**** Provided entries
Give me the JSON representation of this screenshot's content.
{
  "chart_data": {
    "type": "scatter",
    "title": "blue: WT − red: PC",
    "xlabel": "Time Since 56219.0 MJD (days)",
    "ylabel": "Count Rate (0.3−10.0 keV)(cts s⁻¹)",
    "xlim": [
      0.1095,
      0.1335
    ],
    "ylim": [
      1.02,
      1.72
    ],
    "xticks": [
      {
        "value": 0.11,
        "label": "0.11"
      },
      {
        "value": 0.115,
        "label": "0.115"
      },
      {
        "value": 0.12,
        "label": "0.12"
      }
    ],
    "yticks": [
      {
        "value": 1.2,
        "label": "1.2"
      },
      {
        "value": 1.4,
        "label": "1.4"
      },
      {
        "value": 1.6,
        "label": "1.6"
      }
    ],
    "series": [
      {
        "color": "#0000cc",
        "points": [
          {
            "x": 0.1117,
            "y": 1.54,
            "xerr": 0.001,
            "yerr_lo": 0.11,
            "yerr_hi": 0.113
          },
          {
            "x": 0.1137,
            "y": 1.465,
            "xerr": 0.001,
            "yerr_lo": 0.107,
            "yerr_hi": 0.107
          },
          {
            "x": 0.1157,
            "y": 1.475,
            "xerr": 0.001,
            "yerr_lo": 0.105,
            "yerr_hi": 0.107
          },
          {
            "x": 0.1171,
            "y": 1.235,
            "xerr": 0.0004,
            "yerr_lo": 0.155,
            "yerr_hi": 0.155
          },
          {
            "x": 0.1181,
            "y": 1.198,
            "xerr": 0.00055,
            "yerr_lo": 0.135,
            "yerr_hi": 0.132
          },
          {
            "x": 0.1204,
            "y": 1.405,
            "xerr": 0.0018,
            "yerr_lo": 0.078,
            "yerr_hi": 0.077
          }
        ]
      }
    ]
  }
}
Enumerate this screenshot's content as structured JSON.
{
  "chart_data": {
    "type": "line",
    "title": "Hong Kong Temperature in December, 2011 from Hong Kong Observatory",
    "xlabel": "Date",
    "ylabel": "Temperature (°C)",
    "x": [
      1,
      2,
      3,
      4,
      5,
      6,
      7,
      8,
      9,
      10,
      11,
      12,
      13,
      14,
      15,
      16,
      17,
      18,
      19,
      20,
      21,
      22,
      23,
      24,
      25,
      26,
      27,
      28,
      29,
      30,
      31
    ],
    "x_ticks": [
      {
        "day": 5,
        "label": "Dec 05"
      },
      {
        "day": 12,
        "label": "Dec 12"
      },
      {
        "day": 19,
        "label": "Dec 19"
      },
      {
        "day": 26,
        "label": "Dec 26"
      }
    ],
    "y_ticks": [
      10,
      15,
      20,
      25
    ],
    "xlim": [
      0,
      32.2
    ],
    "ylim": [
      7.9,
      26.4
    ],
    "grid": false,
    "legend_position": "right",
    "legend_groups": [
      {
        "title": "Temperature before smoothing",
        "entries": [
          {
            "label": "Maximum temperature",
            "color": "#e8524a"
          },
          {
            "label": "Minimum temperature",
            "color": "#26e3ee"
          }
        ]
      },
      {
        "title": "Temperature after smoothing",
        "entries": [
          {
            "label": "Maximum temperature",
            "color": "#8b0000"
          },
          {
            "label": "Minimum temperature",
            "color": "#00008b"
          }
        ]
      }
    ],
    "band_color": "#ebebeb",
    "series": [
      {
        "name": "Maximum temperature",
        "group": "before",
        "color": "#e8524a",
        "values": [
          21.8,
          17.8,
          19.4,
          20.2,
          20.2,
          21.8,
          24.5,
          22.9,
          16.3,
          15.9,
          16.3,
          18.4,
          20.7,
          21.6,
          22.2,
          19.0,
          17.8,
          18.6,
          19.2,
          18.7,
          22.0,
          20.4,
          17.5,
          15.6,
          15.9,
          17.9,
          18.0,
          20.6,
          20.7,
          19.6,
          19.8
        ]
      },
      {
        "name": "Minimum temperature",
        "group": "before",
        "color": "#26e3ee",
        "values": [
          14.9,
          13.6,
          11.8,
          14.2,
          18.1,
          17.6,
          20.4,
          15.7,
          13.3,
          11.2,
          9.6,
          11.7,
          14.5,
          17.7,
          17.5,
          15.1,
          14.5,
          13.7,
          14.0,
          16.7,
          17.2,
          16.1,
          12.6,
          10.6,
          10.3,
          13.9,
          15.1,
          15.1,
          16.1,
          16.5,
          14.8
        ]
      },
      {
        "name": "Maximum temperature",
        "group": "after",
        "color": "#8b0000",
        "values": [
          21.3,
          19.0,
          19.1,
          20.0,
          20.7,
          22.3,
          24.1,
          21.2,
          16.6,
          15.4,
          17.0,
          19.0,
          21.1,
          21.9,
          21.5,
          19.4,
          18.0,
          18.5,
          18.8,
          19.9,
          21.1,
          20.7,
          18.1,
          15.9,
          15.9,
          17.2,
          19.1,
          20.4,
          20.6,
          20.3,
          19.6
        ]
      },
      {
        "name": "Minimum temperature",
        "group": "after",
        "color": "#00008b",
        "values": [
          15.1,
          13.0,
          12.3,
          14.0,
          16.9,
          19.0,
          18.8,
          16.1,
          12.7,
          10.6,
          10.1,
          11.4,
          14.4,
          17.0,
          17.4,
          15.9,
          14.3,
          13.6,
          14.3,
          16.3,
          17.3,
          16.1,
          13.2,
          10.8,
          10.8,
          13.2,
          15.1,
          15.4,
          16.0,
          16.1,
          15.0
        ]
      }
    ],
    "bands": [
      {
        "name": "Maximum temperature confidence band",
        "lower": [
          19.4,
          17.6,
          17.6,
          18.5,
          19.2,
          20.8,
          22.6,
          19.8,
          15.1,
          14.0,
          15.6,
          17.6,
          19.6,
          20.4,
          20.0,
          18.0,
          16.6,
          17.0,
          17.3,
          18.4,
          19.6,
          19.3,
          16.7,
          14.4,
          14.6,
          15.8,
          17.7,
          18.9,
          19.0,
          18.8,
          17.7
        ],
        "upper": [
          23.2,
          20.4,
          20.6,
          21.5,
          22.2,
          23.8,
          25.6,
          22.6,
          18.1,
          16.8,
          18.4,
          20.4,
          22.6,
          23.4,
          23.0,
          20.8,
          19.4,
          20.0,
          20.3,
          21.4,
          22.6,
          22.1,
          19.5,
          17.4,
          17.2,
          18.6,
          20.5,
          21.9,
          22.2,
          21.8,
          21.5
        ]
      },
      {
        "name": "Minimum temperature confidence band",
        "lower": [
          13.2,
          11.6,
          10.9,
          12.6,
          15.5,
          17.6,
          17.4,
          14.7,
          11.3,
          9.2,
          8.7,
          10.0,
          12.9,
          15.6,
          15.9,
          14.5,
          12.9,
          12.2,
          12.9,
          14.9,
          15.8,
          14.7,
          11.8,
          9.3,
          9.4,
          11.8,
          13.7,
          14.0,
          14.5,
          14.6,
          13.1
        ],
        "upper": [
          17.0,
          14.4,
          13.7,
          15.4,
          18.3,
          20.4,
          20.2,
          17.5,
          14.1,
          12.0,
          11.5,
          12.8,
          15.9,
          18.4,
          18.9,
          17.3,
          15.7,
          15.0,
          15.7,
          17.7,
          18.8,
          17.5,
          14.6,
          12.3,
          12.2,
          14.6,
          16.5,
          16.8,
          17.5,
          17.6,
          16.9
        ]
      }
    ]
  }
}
********
**To be done**
Gather each line from the entries above that includes the word "content".

**Response to the task**
Give me the JSON representation of this screenshot's content.
Enumerate this screenshot's content as structured JSON.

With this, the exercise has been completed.